EXERCISE INPUTS

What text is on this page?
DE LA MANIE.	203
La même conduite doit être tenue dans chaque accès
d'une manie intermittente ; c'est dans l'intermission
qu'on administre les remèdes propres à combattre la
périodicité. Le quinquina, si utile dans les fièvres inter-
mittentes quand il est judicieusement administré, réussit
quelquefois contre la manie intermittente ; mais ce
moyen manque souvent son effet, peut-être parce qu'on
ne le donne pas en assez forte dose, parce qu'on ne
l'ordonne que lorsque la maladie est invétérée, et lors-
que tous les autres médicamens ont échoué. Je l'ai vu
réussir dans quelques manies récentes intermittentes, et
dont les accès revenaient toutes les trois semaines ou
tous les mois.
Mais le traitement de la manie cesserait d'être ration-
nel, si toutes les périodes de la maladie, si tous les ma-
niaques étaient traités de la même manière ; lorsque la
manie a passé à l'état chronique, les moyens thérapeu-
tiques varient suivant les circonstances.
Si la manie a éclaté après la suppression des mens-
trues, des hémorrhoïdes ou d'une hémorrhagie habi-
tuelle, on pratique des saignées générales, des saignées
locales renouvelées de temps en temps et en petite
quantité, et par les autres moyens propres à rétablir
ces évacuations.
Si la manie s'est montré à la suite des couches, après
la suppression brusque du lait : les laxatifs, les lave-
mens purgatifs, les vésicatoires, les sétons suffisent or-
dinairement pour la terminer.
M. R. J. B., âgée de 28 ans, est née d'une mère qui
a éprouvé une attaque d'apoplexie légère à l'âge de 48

REQUIREMENTS
Give an exact copy of all the data shown above.

ANSWER BELOW
What text is on this page?
DE LA MANIE.	203
La même conduite doit être tenue dans chaque accès
d'une manie intermittente ; c'est dans l'intermission
qu'on administre les remèdes propres à combattre la
périodicité. Le quinquina, si utile dans les fièvres inter-
mittentes quand il est judicieusement administré, réussit
quelquefois contre la manie intermittente ; mais ce
moyen manque souvent son effet, peut-être parce qu'on
ne le donne pas en assez forte dose, parce qu'on ne
l'ordonne que lorsque la maladie est invétérée, et lors-
que tous les autres médicamens ont échoué. Je l'ai vu
réussir dans quelques manies récentes intermittentes, et
dont les accès revenaient toutes les trois semaines ou
tous les mois.
Mais le traitement de la manie cesserait d'être ration-
nel, si toutes les périodes de la maladie, si tous les ma-
niaques étaient traités de la même manière ; lorsque la
manie a passé à l'état chronique, les moyens thérapeu-
tiques varient suivant les circonstances.
Si la manie a éclaté après la suppression des mens-
trues, des hémorrhoïdes ou d'une hémorrhagie habi-
tuelle, on pratique des saignées générales, des saignées
locales renouvelées de temps en temps et en petite
quantité, et par les autres moyens propres à rétablir
ces évacuations.
Si la manie s'est montré à la suite des couches, après
la suppression brusque du lait : les laxatifs, les lave-
mens purgatifs, les vésicatoires, les sétons suffisent or-
dinairement pour la terminer.
M. R. J. B., âgée de 28 ans, est née d'une mère qui
a éprouvé une attaque d'apoplexie légère à l'âge de 48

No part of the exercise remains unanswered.